** START OF Extracted text **

I was surprised to not see in the otherwise excellent bibliography any reference to Lewis Mumford's Pentagon Of Power: The Myth Of The Machine, Vol. II and this confirms my impression that each generation reinvents the wheel, and discovers persistent truths for itself. The author does quote Dwight Eisenhower to good effect--apart from the normal quote warning us of the military-industrial complex, General and President Eisenhower is quoted on page 206 "National Security over the long term requires fiscal restraint," and on page 387, "People want peace so much, that one of these days governments had better get out of their way and let them have it." I point to General Smedley Butler's book, War Is a Racket: The Anti-War Classic by America's Most Decorated General, Two Other Anti=Interventionist Tracts, and Photographs from the Horror of It and to Jonathan Schell's book, which the author acknowledges, The Unconquerable World: Power, Nonviolence, and the Will of the People as excellent complements to this book.

The core concept throughout the book, very ably discussed, is that smart people can be trapped in stupid paranoid bureaucracies. The author takes great care to single out the chain of paranoia from Forrestal to Nitze to Schlesinger to Rumsfeld, Carlucci, and Cheney, with Wolfowift and Perle playing key roles as the apostles of the Cold War and the expansion of Pentagon power and money.

There is substantive morality in this book, as the author reviews the implications of the U.S. unilaterally over-ruling Churchill and Stalin and demanding unconditional surrender of Germany in WWII. The author reviews the manner in which the U.S. took what he calls "terror bombing" and fire bombing of Germany to new immoral heights, causing Churchill himself to ask if we had gone too far. Napalm was developed for that war, and in one compelling vignette the author discusses how in the final days of the war the U.S. sent over 1,000 aircraft to drop napalm on a hapless village because that is how much napalm they had to use up.

The Tokyo fires, killing 900,000 and leaving 20 million homeless are discussed, as is the use of the atomic bomb as a "signal" to Russia. The author is poignant in quoting McNamara as accepting responsibility for two great war crimes--the fire bombings in WWII, and the failed bombings on North Viet-Nam. See my review of the superb DVD documentary with McNamara, The Fog of War - Eleven Lessons from the Life of Robert S. McNamara where I itemize the 11 lessons this great man shares with us.

** END OF Extracted text **

Continue the book review above, which discusses the Pentagon and American war policy, beginning after its final sentence.

** START OF Information shown **

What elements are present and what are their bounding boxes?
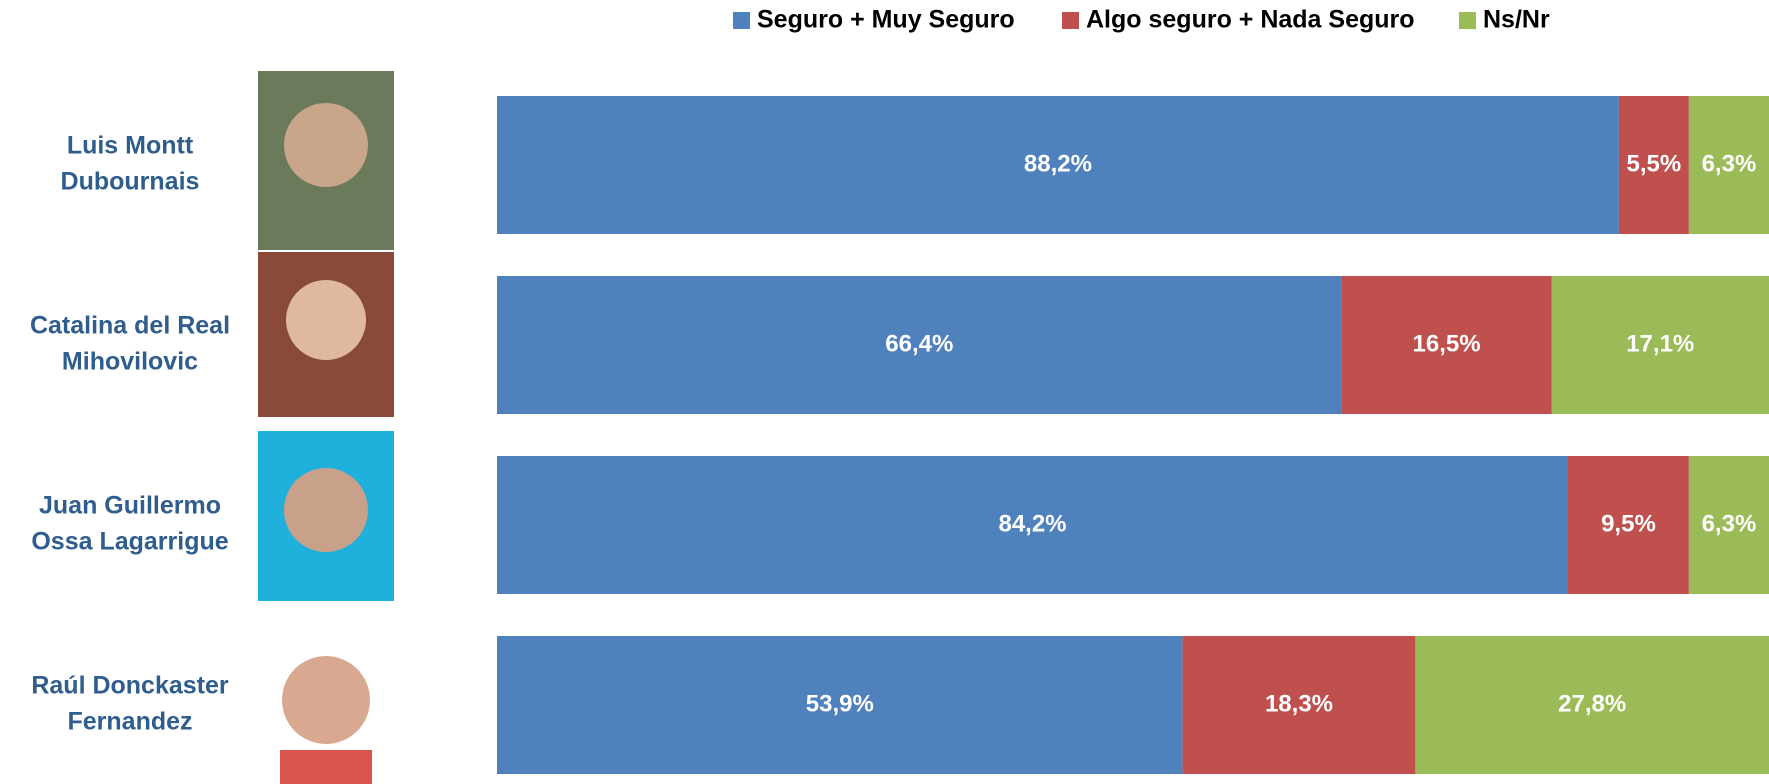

** END OF Information shown **

Answer to the exercise:
The other two themes that drive this book, apart from self-interested paranoia and the suppression of individual conscience to the "tide" of bureaucratic politics, are the manner in which the Pentagon in general, and the services in particular, have deliberately ignored good intelligence and manipulated the threat in order to increase their budgets, at the same time that the domestic political process has found that corrupting intelligence in order to feed the military-industrial complex leads to more bribes to Congress to pay for more television ads which keep the same individuals in power over the years--as Ronald Reagan pointed out, there is less turnover in the Congress than in the Politburo, and this author makes it clear that the American public cannot trust the Pentagon, the White House, or the Congress to be honest about the threat or prudent with the taxpayer dollar. Right now, today, the National Ground Intelligence Center, the Army's intelligence center, is under investigation for having an officer specifically assigned to manipulate, modify, and exaggerate the "official" database on ground force threats so as to justify bigger more expensive systems that are not actually needed nor affordable. The Air Force and the Navy are guilty of similar lies. Our military leaders are normal honorable human beings, but "the system" sweeps them along in ways that would shock any citizen.

Another major theme in this book, and it is especially timely as we confront Iran, is that the US has consistently failed to understand normal nationalism, and instead chosen to interpret the Soviet Union, Iran, China, Islam, and the African nations as part of a grand conspiracy. Institutionalized paranoia, and bureaucratic politics (see my review of Morton Halperin's Bureaucratic Politics And Foreign Policy in which one "rule" is "lie to the President if you can get away with it") lead to pathological budget-driven decisions that REDUCE national security as well as the integrity of both the nation's policy process and the nation's budget, over time.

The author quotes General Lemay, who demanded the U-2 program for himself, as saying that he would launch a pre-emptive war without Presidential authority, if he felt America was threatened. As the Pentagon consolidates its total control over all U.S. national intelligence agencies, we can but lament the very high probability that we will see Iraq times ten as the Pentagon "manufactures" or "perceives" threats that would not be validated by a truly independent intelligence authority.

The author is very careful, as am I, to avoid confusing the "malevolent impersonality of forces they cannot control" (page 302) with the essential goodness and honor of the individuals that serve in the Pentagon and the services. He quotes McNamara on page 303 as saying "Wars generate their own momentum and follow the law of unanticipated consequences."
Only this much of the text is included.